Text excerpt:
>>>>
To: lorne who wrote (12406)12/30/2001 8:22:40 AM
From: lorne  Read Replies (1) | Respond to of 27754
 
Arab leaders plan media campaign
By Reuters, 12/30/2001
USCAT, Oman - Persian Gulf Arab leaders, worried that the West increasingly sees Arabs and Muslims as ''evil,'' plan to launch a multimillion-dollar media campaign to improve their peoples' image at a summit opening today.

The annual conference of the six-nation Gulf Cooperation Council is expected to approve a plan to counter what it sees as a campaign of ''hatred and enmity'' toward Arabs and Muslims since the Sept. 11 attacks in the United States, delegates said yesterday.

Gulf governments have condemned the attacks, but decry what they see as Western media attempts to link Islam with terrorism.

''The campaign against Arab countries, especially Saudi Arabia, is itself a form of terrorism,'' Foreign Minister Youssef bin Alawi bin Abdullah of Oman said on the eve of the two-day summit.

But he also said Arabs should play a more active part in the US-led war on terrorism.

''Muslims should not be mere spectators in the campaign against terrorism. ... They should be more active and not absent because of emotions and hesitation,'' he said.

The pro-Western council, set up 20 years ago as a political and economic alliance, comprises Saudi Arabia, Oman, Bahrain, Qatar, Kuwait, and the United Arab Emirates.

A ministerial panel to implement the media campaign would be led by the United Arab Emirates information minister, Sheikh Abdullah bin Zaid al Nahayan. He runs Abu Dhabi satellite television, one of the most prolific state-owned channels in the Arab world.

It calls for setting up three satellite television channels - in English, French, and Spanish - to woo public opinion in North America and Europe, which have seen a spate of hate crimes against Arabs and Muslims since the September attacks.

''We need a media that reaches the people who have begun to see Arabs as evil and see Islam as against other religions and supporting terrorism and the killing of the innocent,'' the council's secretary general, Jameel al-Hujailan, has said.

Arab media specialists say wealthy countries such as Saudi Arabia have done little to polish their tarnished image.

''As usual with us, we are reactive rather than being proactive, but it's better late than never,'' said a Saudi analyst.

The summit also is expected to focus on potential regional repercussions of the US-led military action in Afghanistan and Washington's efforts to crack down on Islamic militants, delegates said.

Washington blames Saudi-born dissident Osama bin Laden and his network Al Qaeda for the September attacks, and named 19 Arabs including 15 Saudis and two United Arab Emirates nationals as the Sept. 11 hijackers.

Analysts and delegates said they expected the United States to pressure the council to crack down harder on radical Islamists and to reform education systems seen as a breeding ground for militancy.
<<<<
Brief 1: From the Reuters article on the Gulf media campaign, list every country that belongs to the Gulf Cooperation Council.
Brief 2:
Using the Reuters article on the Gulf media campaign, decide whether each statement below agrees with it. Answer yes or no, and quote the words that settle it.
(a) The council was founded 20 years ago as a political and economic alliance.
(b) The plan calls for four new satellite television channels.
(c) Oman's foreign minister said Muslims should stay spectators in the campaign against terrorism.
Brief 3:
Answer these questions from the Reuters article on the Gulf media campaign.
(a) Who would lead the ministerial panel carrying out the media campaign?
(b) How many of the 19 named hijackers were Saudis?
(c) How many days does the summit last?

Raw records:
>>>>
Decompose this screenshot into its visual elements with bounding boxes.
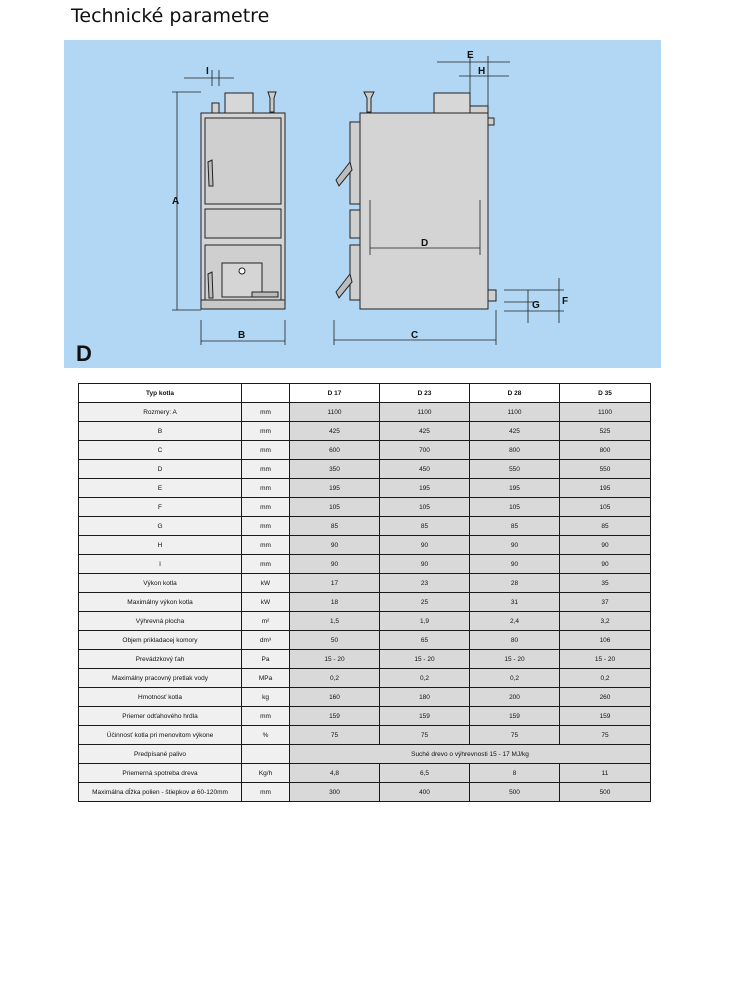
row-value: 90 (290, 536, 380, 555)
table-row (79, 536, 651, 555)
table-row (79, 403, 651, 422)
row-value: 425 (290, 422, 380, 441)
row-label: F (79, 498, 242, 517)
row-value: 1,9 (380, 612, 470, 631)
row-unit: mm (242, 783, 290, 802)
row-value: 85 (470, 517, 560, 536)
row-unit: mm (242, 498, 290, 517)
row-unit: kW (242, 593, 290, 612)
parameters-table (78, 383, 651, 802)
row-value: 18 (290, 593, 380, 612)
row-value: 80 (470, 631, 560, 650)
row-value: 75 (290, 726, 380, 745)
row-value: 90 (290, 555, 380, 574)
dim-e: E (467, 50, 474, 61)
dim-h: H (478, 66, 486, 77)
row-label: E (79, 479, 242, 498)
row-value: 550 (470, 460, 560, 479)
row-value: 800 (470, 441, 560, 460)
row-label: Maximálny výkon kotla (79, 593, 242, 612)
boiler-body-side (360, 113, 488, 309)
row-value: 195 (560, 479, 651, 498)
row-value: 550 (560, 460, 651, 479)
header-model: D 35 (560, 384, 651, 403)
row-label: B (79, 422, 242, 441)
row-label: Priemer odťahového hrdla (79, 707, 242, 726)
row-value: 260 (560, 688, 651, 707)
page-heading: Technické parametre (71, 5, 270, 27)
row-value: 90 (380, 536, 470, 555)
row-label: H (79, 536, 242, 555)
row-unit (242, 745, 290, 764)
row-value: 1100 (290, 403, 380, 422)
row-value: 2,4 (470, 612, 560, 631)
row-unit: mm (242, 422, 290, 441)
row-value: 17 (290, 574, 380, 593)
row-label: Účinnosť kotla pri menovitom výkone (79, 726, 242, 745)
row-value: 200 (470, 688, 560, 707)
row-unit: MPa (242, 669, 290, 688)
table-row (79, 479, 651, 498)
row-value: 160 (290, 688, 380, 707)
row-label: C (79, 441, 242, 460)
row-unit: dm³ (242, 631, 290, 650)
table-row-fuel (79, 745, 651, 764)
header-unit (242, 384, 290, 403)
side-view (336, 92, 496, 309)
row-value: 425 (470, 422, 560, 441)
row-label: G (79, 517, 242, 536)
row-value: 1100 (380, 403, 470, 422)
row-value: 1100 (560, 403, 651, 422)
row-value: 25 (380, 593, 470, 612)
header-model: D 17 (290, 384, 380, 403)
row-unit: mm (242, 536, 290, 555)
row-value: 450 (380, 460, 470, 479)
table-row (79, 726, 651, 745)
variant-label: D (76, 341, 92, 366)
row-unit: mm (242, 479, 290, 498)
dim-f: F (562, 296, 569, 307)
row-value: 75 (470, 726, 560, 745)
row-value: 85 (560, 517, 651, 536)
dim-c: C (411, 330, 419, 341)
boiler-dimension-diagram (64, 40, 661, 368)
row-value: 500 (560, 783, 651, 802)
row-value: 15 - 20 (470, 650, 560, 669)
row-value: 105 (380, 498, 470, 517)
row-value: 4,8 (290, 764, 380, 783)
row-value: 0,2 (560, 669, 651, 688)
front-view (201, 92, 285, 309)
row-label: Výkon kotla (79, 574, 242, 593)
table-header-row (79, 384, 651, 403)
row-unit: Kg/h (242, 764, 290, 783)
row-label: Výhrevná plocha (79, 612, 242, 631)
row-value: 28 (470, 574, 560, 593)
row-value: 159 (290, 707, 380, 726)
row-label: D (79, 460, 242, 479)
row-label: Rozmery: A (79, 403, 242, 422)
row-value: 31 (470, 593, 560, 612)
dim-b: B (238, 330, 246, 341)
row-value: 1100 (470, 403, 560, 422)
row-unit: Pa (242, 650, 290, 669)
dim-a: A (172, 196, 180, 207)
header-model: D 23 (380, 384, 470, 403)
row-unit: mm (242, 441, 290, 460)
table-row (79, 688, 651, 707)
row-value: 0,2 (470, 669, 560, 688)
row-unit: kg (242, 688, 290, 707)
table-row (79, 574, 651, 593)
row-value: 85 (380, 517, 470, 536)
dim-g: G (532, 300, 540, 311)
table-row (79, 422, 651, 441)
row-value: 15 - 20 (560, 650, 651, 669)
row-value: 1,5 (290, 612, 380, 631)
table-row (79, 555, 651, 574)
row-value: 300 (290, 783, 380, 802)
row-value: 0,2 (290, 669, 380, 688)
row-value: 8 (470, 764, 560, 783)
row-value: 15 - 20 (290, 650, 380, 669)
row-value: 159 (380, 707, 470, 726)
row-value: 85 (290, 517, 380, 536)
row-value: 159 (470, 707, 560, 726)
row-value: 90 (470, 536, 560, 555)
row-value: 75 (380, 726, 470, 745)
row-value: 90 (470, 555, 560, 574)
row-value: 400 (380, 783, 470, 802)
fuel-value: Suché drevo o výhrevnosti 15 - 17 MJ/kg (290, 745, 651, 764)
row-value: 15 - 20 (380, 650, 470, 669)
row-value: 6,5 (380, 764, 470, 783)
row-value: 105 (290, 498, 380, 517)
row-value: 3,2 (560, 612, 651, 631)
row-label: Objem prikladacej komory (79, 631, 242, 650)
table-row (79, 517, 651, 536)
row-value: 525 (560, 422, 651, 441)
row-value: 106 (560, 631, 651, 650)
row-unit: kW (242, 574, 290, 593)
row-value: 195 (290, 479, 380, 498)
row-label: Prevádzkový ťah (79, 650, 242, 669)
row-unit: mm (242, 707, 290, 726)
row-value: 700 (380, 441, 470, 460)
row-unit: mm (242, 460, 290, 479)
row-unit: mm (242, 517, 290, 536)
draft-regulator-icon (268, 92, 276, 112)
dim-i: I (206, 66, 209, 77)
row-value: 800 (560, 441, 651, 460)
row-value: 90 (560, 536, 651, 555)
row-label: Maximálna dĺžka polien - štiepkov ø 60-120mm (79, 783, 242, 802)
row-label: Maximálny pracovný pretlak vody (79, 669, 242, 688)
row-value: 0,2 (380, 669, 470, 688)
row-value: 75 (560, 726, 651, 745)
row-value: 425 (380, 422, 470, 441)
row-value: 500 (470, 783, 560, 802)
row-label: Hmotnosť kotla (79, 688, 242, 707)
table-row (79, 612, 651, 631)
table-row (79, 441, 651, 460)
table-row (79, 593, 651, 612)
boiler-drawing (64, 40, 661, 368)
table-row (79, 783, 651, 802)
table-row (79, 498, 651, 517)
row-value: 37 (560, 593, 651, 612)
row-label: Priemerná spotreba dreva (79, 764, 242, 783)
door-handle-icon (208, 160, 213, 186)
header-type: Typ kotla (79, 384, 242, 403)
row-value: 90 (560, 555, 651, 574)
row-label: I (79, 555, 242, 574)
row-unit: % (242, 726, 290, 745)
row-value: 180 (380, 688, 470, 707)
row-label: Predpísané palivo (79, 745, 242, 764)
table-row (79, 764, 651, 783)
header-model: D 28 (470, 384, 560, 403)
row-value: 50 (290, 631, 380, 650)
row-value: 23 (380, 574, 470, 593)
row-value: 600 (290, 441, 380, 460)
dim-d: D (421, 238, 429, 249)
table-row (79, 631, 651, 650)
row-value: 11 (560, 764, 651, 783)
flue-collar (225, 93, 253, 113)
table-row (79, 669, 651, 688)
table-row (79, 650, 651, 669)
table-row (79, 460, 651, 479)
row-unit: m² (242, 612, 290, 631)
row-value: 90 (380, 555, 470, 574)
row-value: 105 (560, 498, 651, 517)
row-unit: mm (242, 403, 290, 422)
row-value: 65 (380, 631, 470, 650)
row-value: 35 (560, 574, 651, 593)
row-value: 195 (380, 479, 470, 498)
table-row (79, 707, 651, 726)
row-value: 159 (560, 707, 651, 726)
row-value: 105 (470, 498, 560, 517)
door-handle-icon-2 (208, 272, 213, 298)
row-value: 195 (470, 479, 560, 498)
row-value: 350 (290, 460, 380, 479)
draft-regulator-side-icon (364, 92, 374, 112)
row-unit: mm (242, 555, 290, 574)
<<<<
Task answer 1: Saudi Arabia, Oman, Bahrain, Qatar, Kuwait, and the United Arab Emirates.

Task answer 2:
(a) Yes: "set up 20 years ago as a political and economic alliance"
(b) No: "three satellite television channels - in English, French, and Spanish"
(c) No: "Muslims should not be mere spectators in the campaign against terrorism"

Task answer 3:
(a) Sheikh Abdullah bin Zaid al Nahayan, the United Arab Emirates information minister.
(b) 15.
(c) Two days.